**Provided material**.
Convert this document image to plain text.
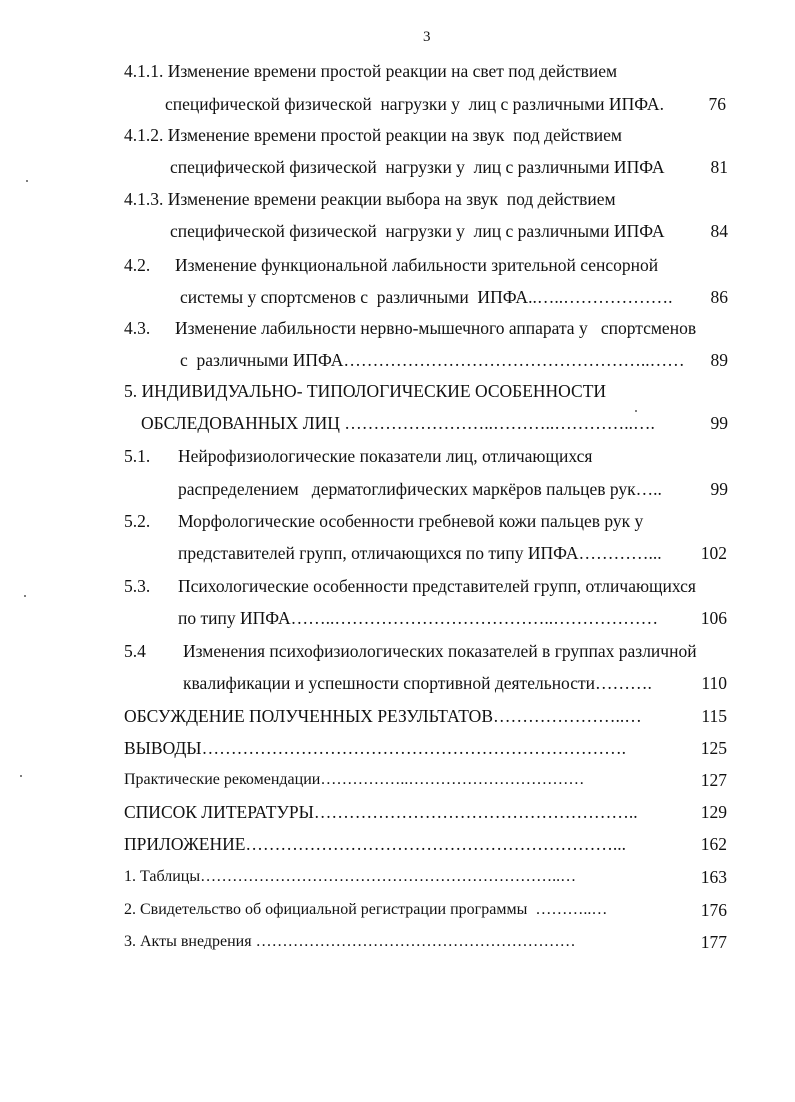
3
4.1.1. Изменение времени простой реакции на свет под действием
специфической физической  нагрузки у  лиц с различными ИПФА.	76
4.1.2. Изменение времени простой реакции на звук  под действием
специфической физической  нагрузки у  лиц с различными ИПФА	81
4.1.3. Изменение времени реакции выбора на звук  под действием
специфической физической  нагрузки у  лиц с различными ИПФА	84
4.2. Изменение функциональной лабильности зрительной сенсорной
системы у спортсменов с  различными  ИПФА..…..……………….	86
4.3. Изменение лабильности нервно-мышечного аппарата у   спортсменов
с  различными ИПФА……………………………………………..……	89
5. ИНДИВИДУАЛЬНО- ТИПОЛОГИЧЕСКИЕ ОСОБЕННОСТИ
ОБСЛЕДОВАННЫХ ЛИЦ ……………………..………..…………..….	99
5.1. Нейрофизиологические показатели лиц, отличающихся
распределением   дерматоглифических маркёров пальцев рук…..	99
5.2. Морфологические особенности гребневой кожи пальцев рук у
представителей групп, отличающихся по типу ИПФА…………...	102
5.3. Психологические особенности представителей групп, отличающихся
по типу ИПФА……..………………………………..………………	106
5.4 Изменения психофизиологических показателей в группах различной
квалификации и успешности спортивной деятельности……….	110
ОБСУЖДЕНИЕ ПОЛУЧЕННЫХ РЕЗУЛЬТАТОВ…………………..…	115
ВЫВОДЫ……………………………………………………………….	125
Практические рекомендации……………..……………………………	127
СПИСОК ЛИТЕРАТУРЫ………………………………………………..	129
ПРИЛОЖЕНИЕ………………………………………………………...	162
1. Таблицы…………………………………………………………..…	163
2. Свидетельство об официальной регистрации программы  ………..…	176
3. Акты внедрения ……………………………………………………	177
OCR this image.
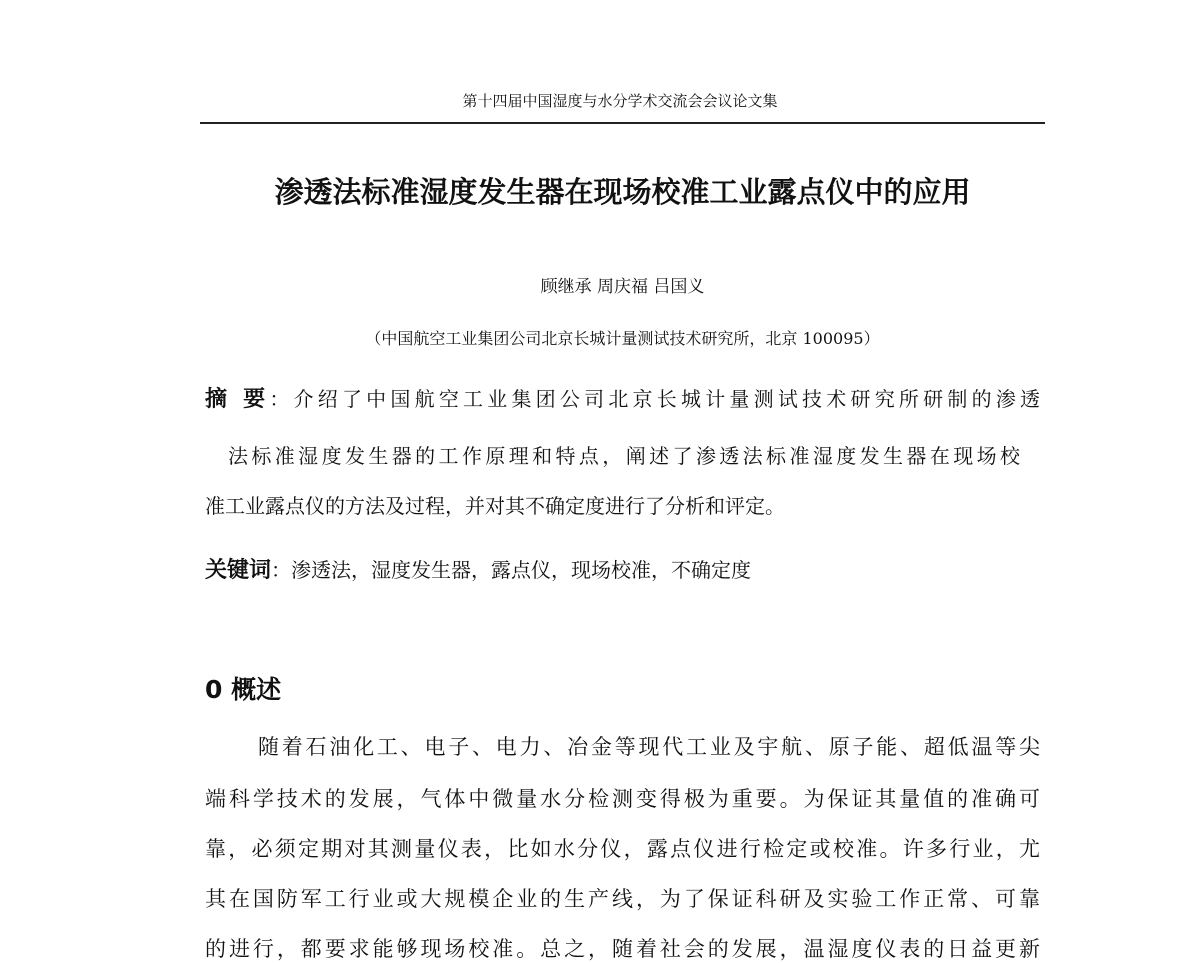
第十四届中国湿度与水分学术交流会会议论文集
渗透法标准湿度发生器在现场校准工业露点仪中的应用
顾继承 周庆福 吕国义
（中国航空工业集团公司北京长城计量测试技术研究所，北京 100095）
摘 要：介绍了中国航空工业集团公司北京长城计量测试技术研究所研制的渗透
法标准湿度发生器的工作原理和特点，阐述了渗透法标准湿度发生器在现场校
准工业露点仪的方法及过程，并对其不确定度进行了分析和评定。
关键词：渗透法，湿度发生器，露点仪，现场校准，不确定度
0 概述
随着石油化工、电子、电力、冶金等现代工业及宇航、原子能、超低温等尖
端科学技术的发展，气体中微量水分检测变得极为重要。为保证其量值的准确可
靠，必须定期对其测量仪表，比如水分仪，露点仪进行检定或校准。许多行业，尤
其在国防军工行业或大规模企业的生产线，为了保证科研及实验工作正常、可靠
的进行，都要求能够现场校准。总之，随着社会的发展，温湿度仪表的日益更新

**Task description**. Beginning with the line that holds "OCR this image.", output each line to the end of the material above, exactly, omitting the pictures.

**Correct result**.
OCR this image.
第十四届中国湿度与水分学术交流会会议论文集
渗透法标准湿度发生器在现场校准工业露点仪中的应用
顾继承 周庆福 吕国义
（中国航空工业集团公司北京长城计量测试技术研究所，北京 100095）
摘 要：介绍了中国航空工业集团公司北京长城计量测试技术研究所研制的渗透
法标准湿度发生器的工作原理和特点，阐述了渗透法标准湿度发生器在现场校
准工业露点仪的方法及过程，并对其不确定度进行了分析和评定。
关键词：渗透法，湿度发生器，露点仪，现场校准，不确定度
0 概述
随着石油化工、电子、电力、冶金等现代工业及宇航、原子能、超低温等尖
端科学技术的发展，气体中微量水分检测变得极为重要。为保证其量值的准确可
靠，必须定期对其测量仪表，比如水分仪，露点仪进行检定或校准。许多行业，尤
其在国防军工行业或大规模企业的生产线，为了保证科研及实验工作正常、可靠
的进行，都要求能够现场校准。总之，随着社会的发展，温湿度仪表的日益更新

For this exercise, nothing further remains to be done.